Stored data entries:
━━━━━━━━━━━━━━━━

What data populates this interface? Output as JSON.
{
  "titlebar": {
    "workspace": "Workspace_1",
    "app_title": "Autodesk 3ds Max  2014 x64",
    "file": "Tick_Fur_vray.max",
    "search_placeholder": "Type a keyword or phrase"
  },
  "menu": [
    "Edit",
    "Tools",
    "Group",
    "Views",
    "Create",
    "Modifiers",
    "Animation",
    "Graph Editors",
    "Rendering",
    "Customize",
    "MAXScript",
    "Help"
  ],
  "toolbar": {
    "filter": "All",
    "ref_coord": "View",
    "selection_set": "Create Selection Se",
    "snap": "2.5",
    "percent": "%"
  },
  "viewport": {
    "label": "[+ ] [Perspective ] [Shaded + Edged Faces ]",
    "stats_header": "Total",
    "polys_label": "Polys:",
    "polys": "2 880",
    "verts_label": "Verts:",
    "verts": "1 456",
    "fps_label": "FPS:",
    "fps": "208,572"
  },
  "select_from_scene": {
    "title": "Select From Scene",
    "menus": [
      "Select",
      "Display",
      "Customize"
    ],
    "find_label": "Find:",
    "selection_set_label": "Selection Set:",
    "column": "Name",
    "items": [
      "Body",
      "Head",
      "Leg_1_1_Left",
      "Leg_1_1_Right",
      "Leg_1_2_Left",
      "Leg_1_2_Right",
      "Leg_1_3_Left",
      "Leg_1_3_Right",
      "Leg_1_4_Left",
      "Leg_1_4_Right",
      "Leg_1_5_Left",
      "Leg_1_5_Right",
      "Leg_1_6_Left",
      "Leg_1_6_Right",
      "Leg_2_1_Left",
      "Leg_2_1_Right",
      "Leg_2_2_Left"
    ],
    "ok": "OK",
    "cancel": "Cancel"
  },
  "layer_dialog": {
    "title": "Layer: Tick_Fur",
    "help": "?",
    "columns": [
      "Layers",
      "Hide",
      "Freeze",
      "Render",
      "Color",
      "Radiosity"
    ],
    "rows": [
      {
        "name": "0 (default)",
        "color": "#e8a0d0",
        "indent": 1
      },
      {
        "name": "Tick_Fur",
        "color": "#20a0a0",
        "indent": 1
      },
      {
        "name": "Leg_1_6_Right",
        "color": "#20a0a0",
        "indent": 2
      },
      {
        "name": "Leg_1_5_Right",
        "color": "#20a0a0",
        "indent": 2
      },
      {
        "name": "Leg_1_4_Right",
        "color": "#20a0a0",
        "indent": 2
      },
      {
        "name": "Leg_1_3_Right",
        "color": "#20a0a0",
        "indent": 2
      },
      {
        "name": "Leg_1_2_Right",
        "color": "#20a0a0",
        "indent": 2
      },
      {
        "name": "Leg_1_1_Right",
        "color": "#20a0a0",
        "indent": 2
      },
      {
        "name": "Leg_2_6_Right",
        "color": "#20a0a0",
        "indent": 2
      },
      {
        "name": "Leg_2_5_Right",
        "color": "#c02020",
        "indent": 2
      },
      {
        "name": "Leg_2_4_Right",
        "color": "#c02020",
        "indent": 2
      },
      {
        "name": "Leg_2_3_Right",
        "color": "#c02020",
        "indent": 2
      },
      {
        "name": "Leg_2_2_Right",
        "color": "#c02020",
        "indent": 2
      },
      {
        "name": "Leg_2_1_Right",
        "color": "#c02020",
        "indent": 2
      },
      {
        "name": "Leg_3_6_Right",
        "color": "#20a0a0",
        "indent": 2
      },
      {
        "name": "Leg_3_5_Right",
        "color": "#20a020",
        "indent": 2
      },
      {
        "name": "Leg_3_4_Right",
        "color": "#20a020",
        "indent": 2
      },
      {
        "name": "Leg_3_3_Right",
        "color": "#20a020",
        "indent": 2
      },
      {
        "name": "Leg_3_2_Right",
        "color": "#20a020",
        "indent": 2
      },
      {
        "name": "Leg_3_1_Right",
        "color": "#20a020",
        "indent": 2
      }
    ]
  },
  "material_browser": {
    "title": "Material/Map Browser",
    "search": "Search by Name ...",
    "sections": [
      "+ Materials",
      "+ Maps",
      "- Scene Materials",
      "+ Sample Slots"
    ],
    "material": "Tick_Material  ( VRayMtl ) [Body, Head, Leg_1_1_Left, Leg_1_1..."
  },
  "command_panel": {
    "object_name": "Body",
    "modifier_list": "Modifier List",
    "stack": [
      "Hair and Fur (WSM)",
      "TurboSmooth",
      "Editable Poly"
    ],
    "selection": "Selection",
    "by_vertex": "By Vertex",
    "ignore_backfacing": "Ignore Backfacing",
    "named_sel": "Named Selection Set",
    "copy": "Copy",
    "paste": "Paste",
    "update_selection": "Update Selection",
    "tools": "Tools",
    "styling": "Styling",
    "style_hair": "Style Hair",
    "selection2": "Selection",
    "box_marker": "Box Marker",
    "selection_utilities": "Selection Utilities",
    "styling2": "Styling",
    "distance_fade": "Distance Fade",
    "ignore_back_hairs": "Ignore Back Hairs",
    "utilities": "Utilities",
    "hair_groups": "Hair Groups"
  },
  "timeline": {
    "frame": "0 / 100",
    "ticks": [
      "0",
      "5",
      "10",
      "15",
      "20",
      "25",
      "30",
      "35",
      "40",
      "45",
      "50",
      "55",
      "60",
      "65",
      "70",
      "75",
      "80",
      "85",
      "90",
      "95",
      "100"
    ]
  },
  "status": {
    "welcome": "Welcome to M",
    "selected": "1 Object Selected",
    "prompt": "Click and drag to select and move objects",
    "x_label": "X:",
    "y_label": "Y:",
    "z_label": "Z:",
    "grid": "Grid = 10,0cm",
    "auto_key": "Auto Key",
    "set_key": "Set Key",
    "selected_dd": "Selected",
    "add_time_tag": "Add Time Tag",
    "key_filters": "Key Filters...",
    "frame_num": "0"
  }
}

━━━━━━━━━━━━━━━━

PROBLEM DESCRIPTION:
Transcribe each entry precisely, missing none.

COMPLETE OUTPUT:
What data populates this interface? Output as JSON.
{
  "titlebar": {
    "workspace": "Workspace_1",
    "app_title": "Autodesk 3ds Max  2014 x64",
    "file": "Tick_Fur_vray.max",
    "search_placeholder": "Type a keyword or phrase"
  },
  "menu": [
    "Edit",
    "Tools",
    "Group",
    "Views",
    "Create",
    "Modifiers",
    "Animation",
    "Graph Editors",
    "Rendering",
    "Customize",
    "MAXScript",
    "Help"
  ],
  "toolbar": {
    "filter": "All",
    "ref_coord": "View",
    "selection_set": "Create Selection Se",
    "snap": "2.5",
    "percent": "%"
  },
  "viewport": {
    "label": "[+ ] [Perspective ] [Shaded + Edged Faces ]",
    "stats_header": "Total",
    "polys_label": "Polys:",
    "polys": "2 880",
    "verts_label": "Verts:",
    "verts": "1 456",
    "fps_label": "FPS:",
    "fps": "208,572"
  },
  "select_from_scene": {
    "title": "Select From Scene",
    "menus": [
      "Select",
      "Display",
      "Customize"
    ],
    "find_label": "Find:",
    "selection_set_label": "Selection Set:",
    "column": "Name",
    "items": [
      "Body",
      "Head",
      "Leg_1_1_Left",
      "Leg_1_1_Right",
      "Leg_1_2_Left",
      "Leg_1_2_Right",
      "Leg_1_3_Left",
      "Leg_1_3_Right",
      "Leg_1_4_Left",
      "Leg_1_4_Right",
      "Leg_1_5_Left",
      "Leg_1_5_Right",
      "Leg_1_6_Left",
      "Leg_1_6_Right",
      "Leg_2_1_Left",
      "Leg_2_1_Right",
      "Leg_2_2_Left"
    ],
    "ok": "OK",
    "cancel": "Cancel"
  },
  "layer_dialog": {
    "title": "Layer: Tick_Fur",
    "help": "?",
    "columns": [
      "Layers",
      "Hide",
      "Freeze",
      "Render",
      "Color",
      "Radiosity"
    ],
    "rows": [
      {
        "name": "0 (default)",
        "color": "#e8a0d0",
        "indent": 1
      },
      {
        "name": "Tick_Fur",
        "color": "#20a0a0",
        "indent": 1
      },
      {
        "name": "Leg_1_6_Right",
        "color": "#20a0a0",
        "indent": 2
      },
      {
        "name": "Leg_1_5_Right",
        "color": "#20a0a0",
        "indent": 2
      },
      {
        "name": "Leg_1_4_Right",
        "color": "#20a0a0",
        "indent": 2
      },
      {
        "name": "Leg_1_3_Right",
        "color": "#20a0a0",
        "indent": 2
      },
      {
        "name": "Leg_1_2_Right",
        "color": "#20a0a0",
        "indent": 2
      },
      {
        "name": "Leg_1_1_Right",
        "color": "#20a0a0",
        "indent": 2
      },
      {
        "name": "Leg_2_6_Right",
        "color": "#20a0a0",
        "indent": 2
      },
      {
        "name": "Leg_2_5_Right",
        "color": "#c02020",
        "indent": 2
      },
      {
        "name": "Leg_2_4_Right",
        "color": "#c02020",
        "indent": 2
      },
      {
        "name": "Leg_2_3_Right",
        "color": "#c02020",
        "indent": 2
      },
      {
        "name": "Leg_2_2_Right",
        "color": "#c02020",
        "indent": 2
      },
      {
        "name": "Leg_2_1_Right",
        "color": "#c02020",
        "indent": 2
      },
      {
        "name": "Leg_3_6_Right",
        "color": "#20a0a0",
        "indent": 2
      },
      {
        "name": "Leg_3_5_Right",
        "color": "#20a020",
        "indent": 2
      },
      {
        "name": "Leg_3_4_Right",
        "color": "#20a020",
        "indent": 2
      },
      {
        "name": "Leg_3_3_Right",
        "color": "#20a020",
        "indent": 2
      },
      {
        "name": "Leg_3_2_Right",
        "color": "#20a020",
        "indent": 2
      },
      {
        "name": "Leg_3_1_Right",
        "color": "#20a020",
        "indent": 2
      }
    ]
  },
  "material_browser": {
    "title": "Material/Map Browser",
    "search": "Search by Name ...",
    "sections": [
      "+ Materials",
      "+ Maps",
      "- Scene Materials",
      "+ Sample Slots"
    ],
    "material": "Tick_Material  ( VRayMtl ) [Body, Head, Leg_1_1_Left, Leg_1_1..."
  },
  "command_panel": {
    "object_name": "Body",
    "modifier_list": "Modifier List",
    "stack": [
      "Hair and Fur (WSM)",
      "TurboSmooth",
      "Editable Poly"
    ],
    "selection": "Selection",
    "by_vertex": "By Vertex",
    "ignore_backfacing": "Ignore Backfacing",
    "named_sel": "Named Selection Set",
    "copy": "Copy",
    "paste": "Paste",
    "update_selection": "Update Selection",
    "tools": "Tools",
    "styling": "Styling",
    "style_hair": "Style Hair",
    "selection2": "Selection",
    "box_marker": "Box Marker",
    "selection_utilities": "Selection Utilities",
    "styling2": "Styling",
    "distance_fade": "Distance Fade",
    "ignore_back_hairs": "Ignore Back Hairs",
    "utilities": "Utilities",
    "hair_groups": "Hair Groups"
  },
  "timeline": {
    "frame": "0 / 100",
    "ticks": [
      "0",
      "5",
      "10",
      "15",
      "20",
      "25",
      "30",
      "35",
      "40",
      "45",
      "50",
      "55",
      "60",
      "65",
      "70",
      "75",
      "80",
      "85",
      "90",
      "95",
      "100"
    ]
  },
  "status": {
    "welcome": "Welcome to M",
    "selected": "1 Object Selected",
    "prompt": "Click and drag to select and move objects",
    "x_label": "X:",
    "y_label": "Y:",
    "z_label": "Z:",
    "grid": "Grid = 10,0cm",
    "auto_key": "Auto Key",
    "set_key": "Set Key",
    "selected_dd": "Selected",
    "add_time_tag": "Add Time Tag",
    "key_filters": "Key Filters...",
    "frame_num": "0"
  }
}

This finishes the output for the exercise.